▸ **What the task requires**
Find each line holding the word "favicon" and give the number of such lines, nothing else.

▸ **Data for processing**
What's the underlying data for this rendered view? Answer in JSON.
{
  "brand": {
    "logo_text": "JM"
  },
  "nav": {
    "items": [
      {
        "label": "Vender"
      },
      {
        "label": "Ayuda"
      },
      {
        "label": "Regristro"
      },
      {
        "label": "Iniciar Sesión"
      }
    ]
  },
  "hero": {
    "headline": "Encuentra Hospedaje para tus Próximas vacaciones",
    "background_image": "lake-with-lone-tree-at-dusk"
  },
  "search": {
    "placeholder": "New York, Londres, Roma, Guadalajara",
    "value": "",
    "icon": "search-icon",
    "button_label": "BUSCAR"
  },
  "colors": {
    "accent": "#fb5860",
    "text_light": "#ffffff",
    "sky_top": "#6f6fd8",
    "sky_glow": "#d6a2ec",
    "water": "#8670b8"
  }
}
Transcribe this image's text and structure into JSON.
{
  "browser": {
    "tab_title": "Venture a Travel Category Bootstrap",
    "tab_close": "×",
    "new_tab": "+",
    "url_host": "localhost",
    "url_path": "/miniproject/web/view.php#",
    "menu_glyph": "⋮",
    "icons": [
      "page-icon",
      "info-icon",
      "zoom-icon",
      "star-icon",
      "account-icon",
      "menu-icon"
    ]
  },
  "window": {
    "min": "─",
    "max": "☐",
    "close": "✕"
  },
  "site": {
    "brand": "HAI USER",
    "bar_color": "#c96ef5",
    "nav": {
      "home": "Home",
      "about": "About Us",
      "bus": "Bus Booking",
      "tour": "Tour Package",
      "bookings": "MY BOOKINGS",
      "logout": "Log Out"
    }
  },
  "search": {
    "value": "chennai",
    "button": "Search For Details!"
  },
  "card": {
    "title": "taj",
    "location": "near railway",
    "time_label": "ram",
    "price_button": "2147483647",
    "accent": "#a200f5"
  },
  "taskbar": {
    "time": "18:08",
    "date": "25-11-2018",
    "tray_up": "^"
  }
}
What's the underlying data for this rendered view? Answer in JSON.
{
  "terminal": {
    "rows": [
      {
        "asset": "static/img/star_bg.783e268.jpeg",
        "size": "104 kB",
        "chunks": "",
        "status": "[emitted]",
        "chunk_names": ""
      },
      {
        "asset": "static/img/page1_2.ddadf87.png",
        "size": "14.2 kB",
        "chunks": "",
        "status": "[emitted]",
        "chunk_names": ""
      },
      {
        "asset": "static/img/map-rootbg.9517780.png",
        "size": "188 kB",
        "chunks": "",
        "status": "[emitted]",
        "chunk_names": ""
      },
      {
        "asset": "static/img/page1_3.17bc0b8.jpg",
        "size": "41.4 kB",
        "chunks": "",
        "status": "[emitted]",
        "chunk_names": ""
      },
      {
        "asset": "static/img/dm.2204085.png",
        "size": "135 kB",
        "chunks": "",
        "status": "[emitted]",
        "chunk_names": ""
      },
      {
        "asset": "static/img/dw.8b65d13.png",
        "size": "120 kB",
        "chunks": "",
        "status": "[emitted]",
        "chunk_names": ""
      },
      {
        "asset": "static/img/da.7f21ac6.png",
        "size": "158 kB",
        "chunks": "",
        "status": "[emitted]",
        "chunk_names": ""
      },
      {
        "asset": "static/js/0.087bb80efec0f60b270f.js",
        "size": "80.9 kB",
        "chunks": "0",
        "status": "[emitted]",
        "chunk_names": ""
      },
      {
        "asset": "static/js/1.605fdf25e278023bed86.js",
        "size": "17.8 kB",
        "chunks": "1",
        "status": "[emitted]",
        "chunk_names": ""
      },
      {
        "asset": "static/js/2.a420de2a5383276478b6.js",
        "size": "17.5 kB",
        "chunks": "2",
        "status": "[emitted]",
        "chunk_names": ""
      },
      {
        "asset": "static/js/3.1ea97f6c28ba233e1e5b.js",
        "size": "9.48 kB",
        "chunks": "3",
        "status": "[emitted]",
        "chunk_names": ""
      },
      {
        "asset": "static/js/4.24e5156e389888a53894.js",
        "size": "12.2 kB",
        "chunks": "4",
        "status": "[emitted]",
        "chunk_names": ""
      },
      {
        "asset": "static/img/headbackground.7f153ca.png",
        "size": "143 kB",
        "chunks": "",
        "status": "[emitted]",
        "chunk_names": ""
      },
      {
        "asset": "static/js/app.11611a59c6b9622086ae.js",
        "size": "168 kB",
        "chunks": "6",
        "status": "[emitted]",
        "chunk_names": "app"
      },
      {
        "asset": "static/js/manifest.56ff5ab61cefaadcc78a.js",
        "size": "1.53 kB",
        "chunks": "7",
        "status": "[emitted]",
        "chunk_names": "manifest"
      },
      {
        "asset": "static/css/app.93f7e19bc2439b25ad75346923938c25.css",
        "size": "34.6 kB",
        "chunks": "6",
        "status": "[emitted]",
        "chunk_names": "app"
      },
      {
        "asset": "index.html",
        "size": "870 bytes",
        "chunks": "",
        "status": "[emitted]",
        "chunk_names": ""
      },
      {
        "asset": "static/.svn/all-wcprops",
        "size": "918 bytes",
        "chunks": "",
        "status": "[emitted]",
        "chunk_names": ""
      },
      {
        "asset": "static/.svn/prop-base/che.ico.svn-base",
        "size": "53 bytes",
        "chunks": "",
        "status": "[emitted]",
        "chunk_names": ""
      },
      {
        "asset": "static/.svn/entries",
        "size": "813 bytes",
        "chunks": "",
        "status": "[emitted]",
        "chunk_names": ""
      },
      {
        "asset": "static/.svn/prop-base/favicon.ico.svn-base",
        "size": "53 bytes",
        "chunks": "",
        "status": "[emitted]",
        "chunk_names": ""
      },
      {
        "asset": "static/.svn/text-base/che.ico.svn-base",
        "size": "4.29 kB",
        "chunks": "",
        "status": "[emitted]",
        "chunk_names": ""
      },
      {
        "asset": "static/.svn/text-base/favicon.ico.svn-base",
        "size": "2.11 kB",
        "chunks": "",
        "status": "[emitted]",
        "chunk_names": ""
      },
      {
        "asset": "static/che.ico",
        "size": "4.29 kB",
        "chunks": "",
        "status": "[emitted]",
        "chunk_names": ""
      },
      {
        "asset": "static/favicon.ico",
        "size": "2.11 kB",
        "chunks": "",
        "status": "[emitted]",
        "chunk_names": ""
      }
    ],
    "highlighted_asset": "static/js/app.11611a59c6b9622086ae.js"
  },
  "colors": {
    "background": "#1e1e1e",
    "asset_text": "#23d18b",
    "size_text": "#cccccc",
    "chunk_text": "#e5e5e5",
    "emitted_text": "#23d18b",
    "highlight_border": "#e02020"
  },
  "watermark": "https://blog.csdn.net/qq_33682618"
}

▸ **Answer for the task**
3